■ **EXERCISE DETAILS**
Locate all lines in the data below that hold "image" and show them.

■ **ENTRIES SHOWN**
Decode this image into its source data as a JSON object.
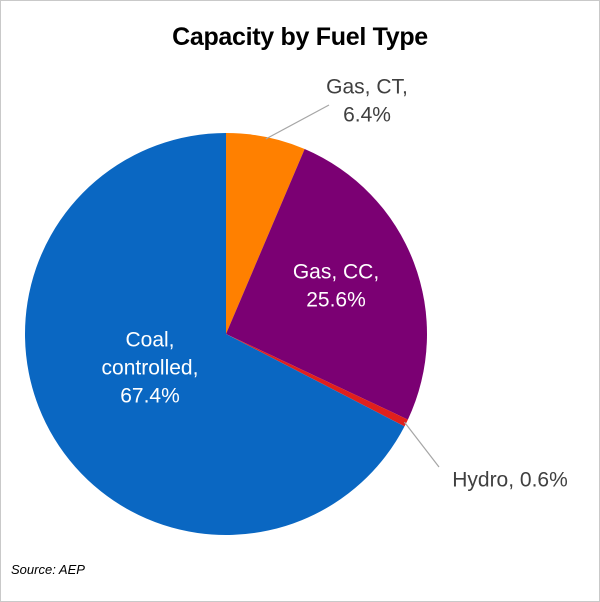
{
  "chart_data": {
    "type": "pie",
    "title": "Capacity by Fuel Type",
    "slices": [
      {
        "label_lines": [
          "Gas, CT,",
          "6.4%"
        ],
        "value": 6.4,
        "color": "#FF8000"
      },
      {
        "label_lines": [
          "Gas, CC,",
          "25.6%"
        ],
        "value": 25.6,
        "color": "#7B0073"
      },
      {
        "label_lines": [
          "Hydro, 0.6%"
        ],
        "value": 0.6,
        "color": "#E0201C"
      },
      {
        "label_lines": [
          "Coal,",
          "controlled,",
          "67.4%"
        ],
        "value": 67.4,
        "color": "#0A67C2"
      }
    ],
    "source": "Source: AEP"
  }
}
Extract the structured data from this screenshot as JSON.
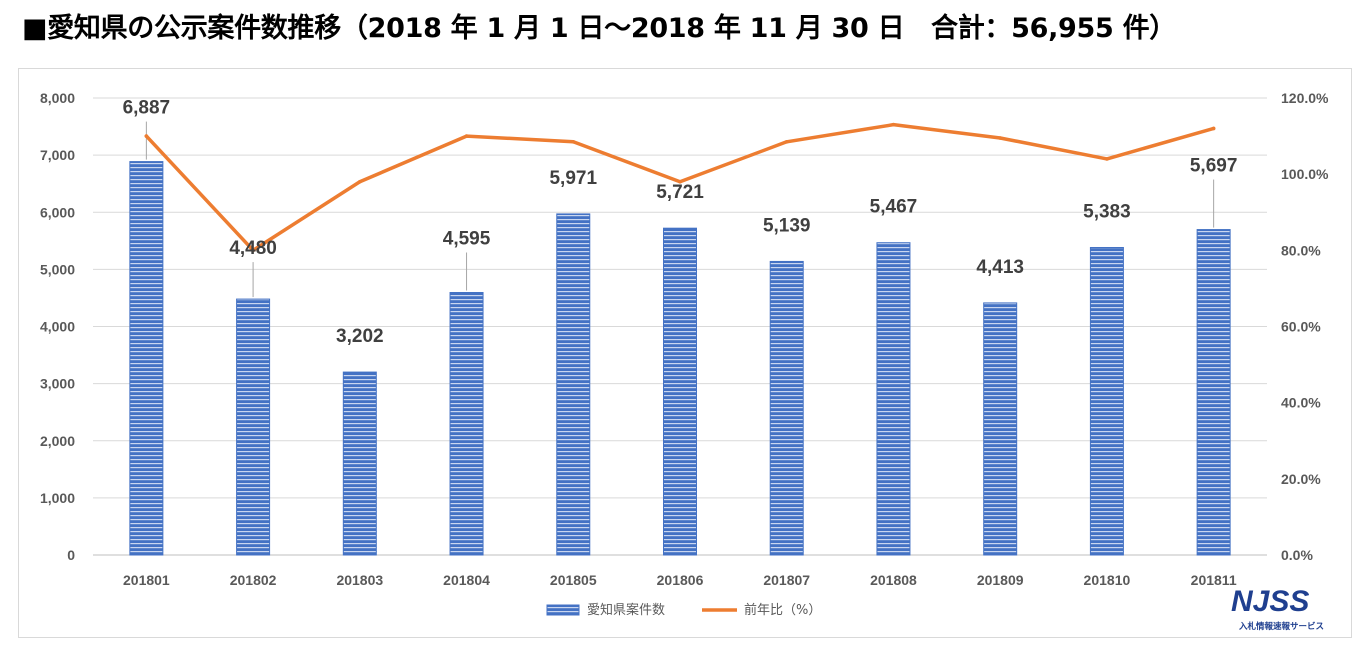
{
  "title": "■愛知県の公示案件数推移（2018 年 1 月 1 日～2018 年 11 月 30 日　合計：56,955 件）",
  "logo": {
    "text": "NJSS",
    "subtitle": "入札情報速報サービス"
  },
  "colors": {
    "bar": "#4472c4",
    "bar_stripe": "#ffffff",
    "line": "#ed7d31",
    "grid": "#d9d9d9"
  },
  "chart_data": {
    "type": "bar",
    "categories": [
      "201801",
      "201802",
      "201803",
      "201804",
      "201805",
      "201806",
      "201807",
      "201808",
      "201809",
      "201810",
      "201811"
    ],
    "series": [
      {
        "name": "愛知県案件数",
        "type": "bar",
        "axis": "left",
        "values": [
          6887,
          4480,
          3202,
          4595,
          5971,
          5721,
          5139,
          5467,
          4413,
          5383,
          5697
        ],
        "labels": [
          "6,887",
          "4,480",
          "3,202",
          "4,595",
          "5,971",
          "5,721",
          "5,139",
          "5,467",
          "4,413",
          "5,383",
          "5,697"
        ]
      },
      {
        "name": "前年比（%）",
        "type": "line",
        "axis": "right",
        "values": [
          110.0,
          80.0,
          98.0,
          110.0,
          108.5,
          98.0,
          108.5,
          113.0,
          109.5,
          104.0,
          112.0
        ]
      }
    ],
    "y_left": {
      "min": 0,
      "max": 8000,
      "step": 1000,
      "ticks": [
        "0",
        "1,000",
        "2,000",
        "3,000",
        "4,000",
        "5,000",
        "6,000",
        "7,000",
        "8,000"
      ]
    },
    "y_right": {
      "min": 0,
      "max": 120,
      "step": 20,
      "ticks": [
        "0.0%",
        "20.0%",
        "40.0%",
        "60.0%",
        "80.0%",
        "100.0%",
        "120.0%"
      ]
    },
    "grid": true,
    "legend_position": "bottom"
  }
}
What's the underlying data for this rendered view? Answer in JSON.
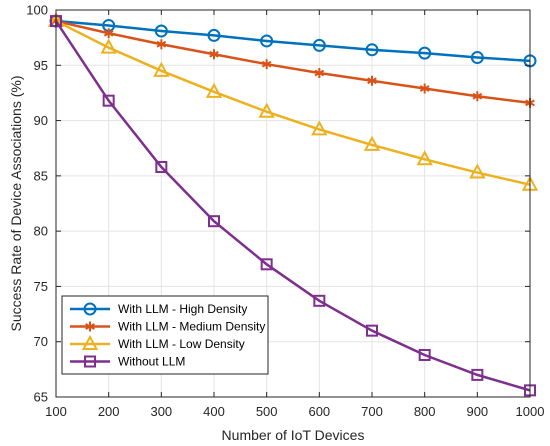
{
  "chart_data": {
    "type": "line",
    "title": "",
    "xlabel": "Number of IoT Devices",
    "ylabel": "Success Rate of Device Associations (%)",
    "x": [
      100,
      200,
      300,
      400,
      500,
      600,
      700,
      800,
      900,
      1000
    ],
    "xlim": [
      100,
      1000
    ],
    "ylim": [
      65,
      100
    ],
    "xticks": [
      100,
      200,
      300,
      400,
      500,
      600,
      700,
      800,
      900,
      1000
    ],
    "yticks": [
      65,
      70,
      75,
      80,
      85,
      90,
      95,
      100
    ],
    "grid": true,
    "legend_position": "bottom-left",
    "series": [
      {
        "name": "With LLM - High Density",
        "color": "#0072BD",
        "marker": "circle",
        "values": [
          99.0,
          98.6,
          98.1,
          97.7,
          97.2,
          96.8,
          96.4,
          96.1,
          95.7,
          95.4
        ]
      },
      {
        "name": "With LLM - Medium Density",
        "color": "#D95319",
        "marker": "asterisk",
        "values": [
          99.0,
          97.9,
          96.9,
          96.0,
          95.1,
          94.3,
          93.6,
          92.9,
          92.2,
          91.6
        ]
      },
      {
        "name": "With LLM - Low Density",
        "color": "#EDB120",
        "marker": "triangle",
        "values": [
          99.0,
          96.6,
          94.5,
          92.6,
          90.8,
          89.2,
          87.8,
          86.5,
          85.3,
          84.2
        ]
      },
      {
        "name": "Without LLM",
        "color": "#7E2F8E",
        "marker": "square",
        "values": [
          99.0,
          91.8,
          85.8,
          80.9,
          77.0,
          73.7,
          71.0,
          68.8,
          67.0,
          65.6
        ]
      }
    ]
  }
}
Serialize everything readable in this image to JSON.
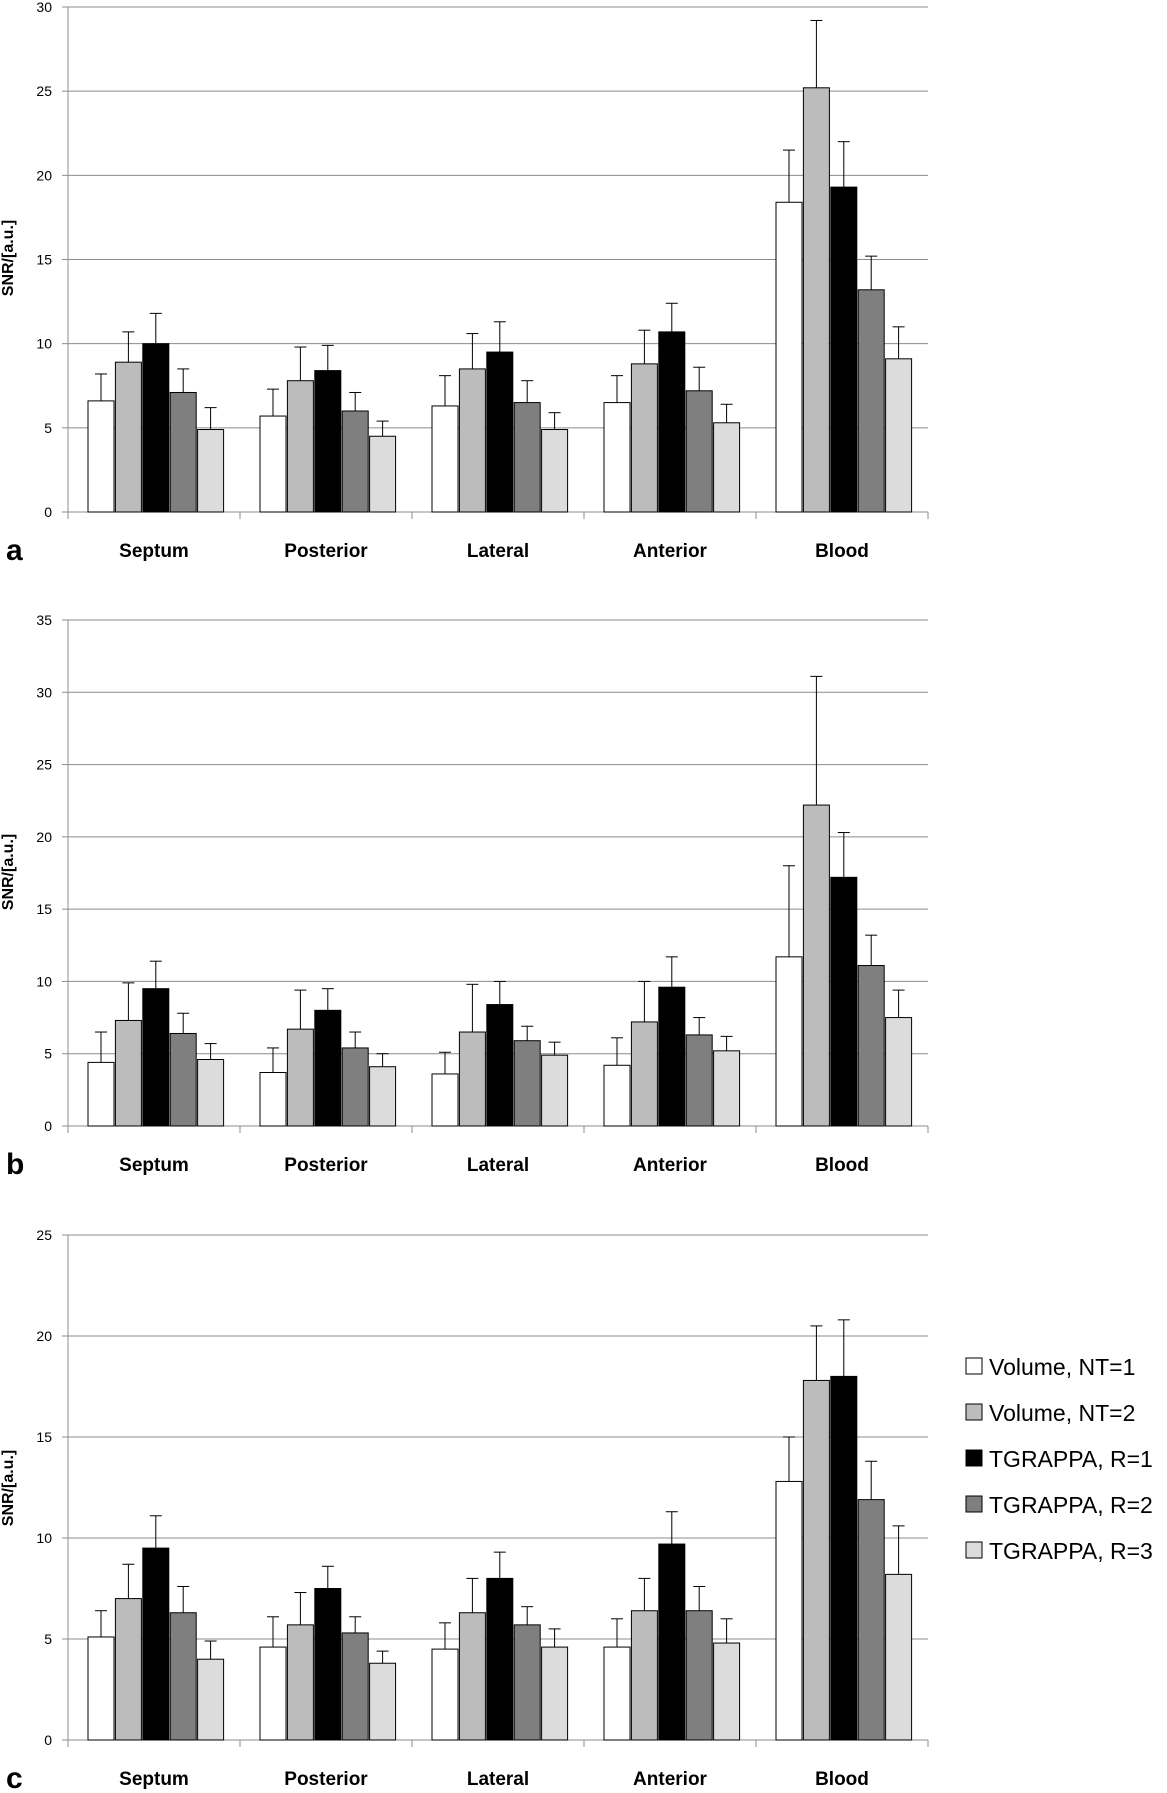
{
  "legend": [
    {
      "label": "Volume, NT=1",
      "color": "#ffffff"
    },
    {
      "label": "Volume, NT=2",
      "color": "#bcbcbc"
    },
    {
      "label": "TGRAPPA, R=1",
      "color": "#000000"
    },
    {
      "label": "TGRAPPA, R=2",
      "color": "#7f7f7f"
    },
    {
      "label": "TGRAPPA, R=3",
      "color": "#dcdcdc"
    }
  ],
  "chart_data": [
    {
      "type": "bar",
      "panel_label": "a",
      "ylabel": "SNR/[a.u.]",
      "ylim": [
        0,
        30
      ],
      "yticks": [
        0,
        5,
        10,
        15,
        20,
        25,
        30
      ],
      "grid": true,
      "categories": [
        "Septum",
        "Posterior",
        "Lateral",
        "Anterior",
        "Blood"
      ],
      "series": [
        {
          "name": "Volume, NT=1",
          "values": [
            6.6,
            5.7,
            6.3,
            6.5,
            18.4
          ],
          "errors": [
            1.6,
            1.6,
            1.8,
            1.6,
            3.1
          ]
        },
        {
          "name": "Volume, NT=2",
          "values": [
            8.9,
            7.8,
            8.5,
            8.8,
            25.2
          ],
          "errors": [
            1.8,
            2.0,
            2.1,
            2.0,
            4.0
          ]
        },
        {
          "name": "TGRAPPA, R=1",
          "values": [
            10.0,
            8.4,
            9.5,
            10.7,
            19.3
          ],
          "errors": [
            1.8,
            1.5,
            1.8,
            1.7,
            2.7
          ]
        },
        {
          "name": "TGRAPPA, R=2",
          "values": [
            7.1,
            6.0,
            6.5,
            7.2,
            13.2
          ],
          "errors": [
            1.4,
            1.1,
            1.3,
            1.4,
            2.0
          ]
        },
        {
          "name": "TGRAPPA, R=3",
          "values": [
            4.9,
            4.5,
            4.9,
            5.3,
            9.1
          ],
          "errors": [
            1.3,
            0.9,
            1.0,
            1.1,
            1.9
          ]
        }
      ]
    },
    {
      "type": "bar",
      "panel_label": "b",
      "ylabel": "SNR/[a.u.]",
      "ylim": [
        0,
        35
      ],
      "yticks": [
        0,
        5,
        10,
        15,
        20,
        25,
        30,
        35
      ],
      "grid": true,
      "categories": [
        "Septum",
        "Posterior",
        "Lateral",
        "Anterior",
        "Blood"
      ],
      "series": [
        {
          "name": "Volume, NT=1",
          "values": [
            4.4,
            3.7,
            3.6,
            4.2,
            11.7
          ],
          "errors": [
            2.1,
            1.7,
            1.5,
            1.9,
            6.3
          ]
        },
        {
          "name": "Volume, NT=2",
          "values": [
            7.3,
            6.7,
            6.5,
            7.2,
            22.2
          ],
          "errors": [
            2.6,
            2.7,
            3.3,
            2.8,
            8.9
          ]
        },
        {
          "name": "TGRAPPA, R=1",
          "values": [
            9.5,
            8.0,
            8.4,
            9.6,
            17.2
          ],
          "errors": [
            1.9,
            1.5,
            1.6,
            2.1,
            3.1
          ]
        },
        {
          "name": "TGRAPPA, R=2",
          "values": [
            6.4,
            5.4,
            5.9,
            6.3,
            11.1
          ],
          "errors": [
            1.4,
            1.1,
            1.0,
            1.2,
            2.1
          ]
        },
        {
          "name": "TGRAPPA, R=3",
          "values": [
            4.6,
            4.1,
            4.9,
            5.2,
            7.5
          ],
          "errors": [
            1.1,
            0.9,
            0.9,
            1.0,
            1.9
          ]
        }
      ]
    },
    {
      "type": "bar",
      "panel_label": "c",
      "ylabel": "SNR/[a.u.]",
      "ylim": [
        0,
        25
      ],
      "yticks": [
        0,
        5,
        10,
        15,
        20,
        25
      ],
      "grid": true,
      "legend_position": "right",
      "categories": [
        "Septum",
        "Posterior",
        "Lateral",
        "Anterior",
        "Blood"
      ],
      "series": [
        {
          "name": "Volume, NT=1",
          "values": [
            5.1,
            4.6,
            4.5,
            4.6,
            12.8
          ],
          "errors": [
            1.3,
            1.5,
            1.3,
            1.4,
            2.2
          ]
        },
        {
          "name": "Volume, NT=2",
          "values": [
            7.0,
            5.7,
            6.3,
            6.4,
            17.8
          ],
          "errors": [
            1.7,
            1.6,
            1.7,
            1.6,
            2.7
          ]
        },
        {
          "name": "TGRAPPA, R=1",
          "values": [
            9.5,
            7.5,
            8.0,
            9.7,
            18.0
          ],
          "errors": [
            1.6,
            1.1,
            1.3,
            1.6,
            2.8
          ]
        },
        {
          "name": "TGRAPPA, R=2",
          "values": [
            6.3,
            5.3,
            5.7,
            6.4,
            11.9
          ],
          "errors": [
            1.3,
            0.8,
            0.9,
            1.2,
            1.9
          ]
        },
        {
          "name": "TGRAPPA, R=3",
          "values": [
            4.0,
            3.8,
            4.6,
            4.8,
            8.2
          ],
          "errors": [
            0.9,
            0.6,
            0.9,
            1.2,
            2.4
          ]
        }
      ]
    }
  ]
}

■ **WORKED ANSWER**
Decode this image into its source data as a JSON object.
Serialize everything readable in this image to JSON.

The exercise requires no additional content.